* **Supplied material**:
━━━━━━━━━━━━━━━━━━━━━━━━━━━━━━

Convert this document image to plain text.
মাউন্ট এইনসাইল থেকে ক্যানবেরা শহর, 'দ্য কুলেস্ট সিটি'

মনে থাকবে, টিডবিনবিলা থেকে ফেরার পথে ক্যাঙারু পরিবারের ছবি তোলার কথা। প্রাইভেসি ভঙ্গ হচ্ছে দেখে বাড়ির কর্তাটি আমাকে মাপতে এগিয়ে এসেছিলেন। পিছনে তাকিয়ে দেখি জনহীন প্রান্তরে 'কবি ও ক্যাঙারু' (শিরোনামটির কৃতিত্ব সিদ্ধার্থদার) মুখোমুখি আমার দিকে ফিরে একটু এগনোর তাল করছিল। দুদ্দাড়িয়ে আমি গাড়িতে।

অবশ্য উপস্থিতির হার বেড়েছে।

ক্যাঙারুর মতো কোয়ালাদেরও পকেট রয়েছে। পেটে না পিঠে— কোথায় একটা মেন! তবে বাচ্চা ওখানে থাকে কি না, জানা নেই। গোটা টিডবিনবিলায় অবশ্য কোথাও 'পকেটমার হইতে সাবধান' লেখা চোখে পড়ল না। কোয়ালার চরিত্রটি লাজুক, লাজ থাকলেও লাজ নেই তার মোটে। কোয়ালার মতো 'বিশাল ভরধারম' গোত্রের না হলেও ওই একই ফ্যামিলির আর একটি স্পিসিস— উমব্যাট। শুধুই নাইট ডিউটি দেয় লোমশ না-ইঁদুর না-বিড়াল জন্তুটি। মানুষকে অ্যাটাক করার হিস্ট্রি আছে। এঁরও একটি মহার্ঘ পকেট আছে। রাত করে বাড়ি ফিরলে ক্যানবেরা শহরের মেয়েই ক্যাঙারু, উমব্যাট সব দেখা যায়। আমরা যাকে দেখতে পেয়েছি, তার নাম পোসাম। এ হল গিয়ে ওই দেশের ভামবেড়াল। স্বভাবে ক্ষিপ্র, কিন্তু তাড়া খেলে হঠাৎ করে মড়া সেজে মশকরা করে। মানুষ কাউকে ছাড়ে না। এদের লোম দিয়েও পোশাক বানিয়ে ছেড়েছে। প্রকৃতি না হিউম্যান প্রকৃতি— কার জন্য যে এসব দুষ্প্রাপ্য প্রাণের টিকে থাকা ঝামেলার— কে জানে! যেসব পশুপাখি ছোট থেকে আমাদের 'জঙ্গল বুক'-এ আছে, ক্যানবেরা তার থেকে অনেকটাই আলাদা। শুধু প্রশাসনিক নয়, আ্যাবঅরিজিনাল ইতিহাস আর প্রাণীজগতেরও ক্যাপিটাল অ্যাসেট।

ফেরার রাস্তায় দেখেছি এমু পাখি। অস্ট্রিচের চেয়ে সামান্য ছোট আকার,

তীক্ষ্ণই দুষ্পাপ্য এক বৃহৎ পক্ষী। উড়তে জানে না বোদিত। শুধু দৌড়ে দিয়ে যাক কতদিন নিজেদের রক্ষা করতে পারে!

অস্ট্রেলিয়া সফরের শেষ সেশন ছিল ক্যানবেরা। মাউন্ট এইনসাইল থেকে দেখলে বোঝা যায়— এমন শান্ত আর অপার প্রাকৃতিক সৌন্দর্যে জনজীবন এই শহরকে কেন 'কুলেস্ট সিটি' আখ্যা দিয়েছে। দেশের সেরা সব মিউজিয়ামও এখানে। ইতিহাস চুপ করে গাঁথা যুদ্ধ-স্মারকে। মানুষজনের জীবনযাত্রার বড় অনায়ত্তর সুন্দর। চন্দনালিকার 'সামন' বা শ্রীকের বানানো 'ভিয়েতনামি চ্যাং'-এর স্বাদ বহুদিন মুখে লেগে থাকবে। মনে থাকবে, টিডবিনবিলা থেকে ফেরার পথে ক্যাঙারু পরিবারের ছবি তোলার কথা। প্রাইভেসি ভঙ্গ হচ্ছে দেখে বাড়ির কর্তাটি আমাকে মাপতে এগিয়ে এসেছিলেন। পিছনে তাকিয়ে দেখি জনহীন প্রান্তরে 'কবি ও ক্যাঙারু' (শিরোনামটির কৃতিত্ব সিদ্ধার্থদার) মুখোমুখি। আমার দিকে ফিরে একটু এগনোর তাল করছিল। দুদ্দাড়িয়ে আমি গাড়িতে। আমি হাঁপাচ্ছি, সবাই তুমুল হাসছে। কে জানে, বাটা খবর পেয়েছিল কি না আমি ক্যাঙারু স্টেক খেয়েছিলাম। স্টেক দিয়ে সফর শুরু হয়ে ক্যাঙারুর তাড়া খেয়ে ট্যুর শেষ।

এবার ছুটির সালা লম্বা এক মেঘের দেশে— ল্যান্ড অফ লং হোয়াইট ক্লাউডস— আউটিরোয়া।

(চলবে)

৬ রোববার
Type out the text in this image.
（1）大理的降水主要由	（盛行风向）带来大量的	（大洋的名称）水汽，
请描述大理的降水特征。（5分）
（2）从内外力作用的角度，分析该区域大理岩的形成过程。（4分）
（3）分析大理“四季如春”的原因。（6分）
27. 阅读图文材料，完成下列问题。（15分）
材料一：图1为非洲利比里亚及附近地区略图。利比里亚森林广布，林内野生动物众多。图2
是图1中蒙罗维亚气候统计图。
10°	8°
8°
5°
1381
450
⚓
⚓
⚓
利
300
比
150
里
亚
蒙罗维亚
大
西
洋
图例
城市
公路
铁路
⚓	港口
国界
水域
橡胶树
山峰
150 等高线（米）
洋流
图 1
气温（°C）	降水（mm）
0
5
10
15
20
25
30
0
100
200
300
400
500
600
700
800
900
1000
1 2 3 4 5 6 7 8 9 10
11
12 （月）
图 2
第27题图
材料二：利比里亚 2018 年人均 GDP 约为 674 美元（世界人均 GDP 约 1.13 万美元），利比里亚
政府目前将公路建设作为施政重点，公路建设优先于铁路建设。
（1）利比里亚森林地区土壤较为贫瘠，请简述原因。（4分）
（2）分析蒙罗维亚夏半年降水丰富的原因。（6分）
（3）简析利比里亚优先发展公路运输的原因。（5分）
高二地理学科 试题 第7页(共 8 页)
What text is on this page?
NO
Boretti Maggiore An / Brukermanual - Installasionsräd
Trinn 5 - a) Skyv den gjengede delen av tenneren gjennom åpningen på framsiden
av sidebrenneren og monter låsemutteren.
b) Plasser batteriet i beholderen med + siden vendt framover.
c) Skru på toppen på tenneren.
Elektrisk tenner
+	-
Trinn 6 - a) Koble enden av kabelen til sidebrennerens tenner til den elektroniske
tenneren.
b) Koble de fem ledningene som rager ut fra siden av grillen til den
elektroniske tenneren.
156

━━━━━━━━━━━━━━━━━━━━━━━━━━━━━━

* **The request**:
Copy down every line of the entries containing the word "Koble".

* **Final result**:
Trinn 6 - a) Koble enden av kabelen til sidebrennerens tenner til den elektroniske
b) Koble de fem ledningene som rager ut fra siden av grillen til den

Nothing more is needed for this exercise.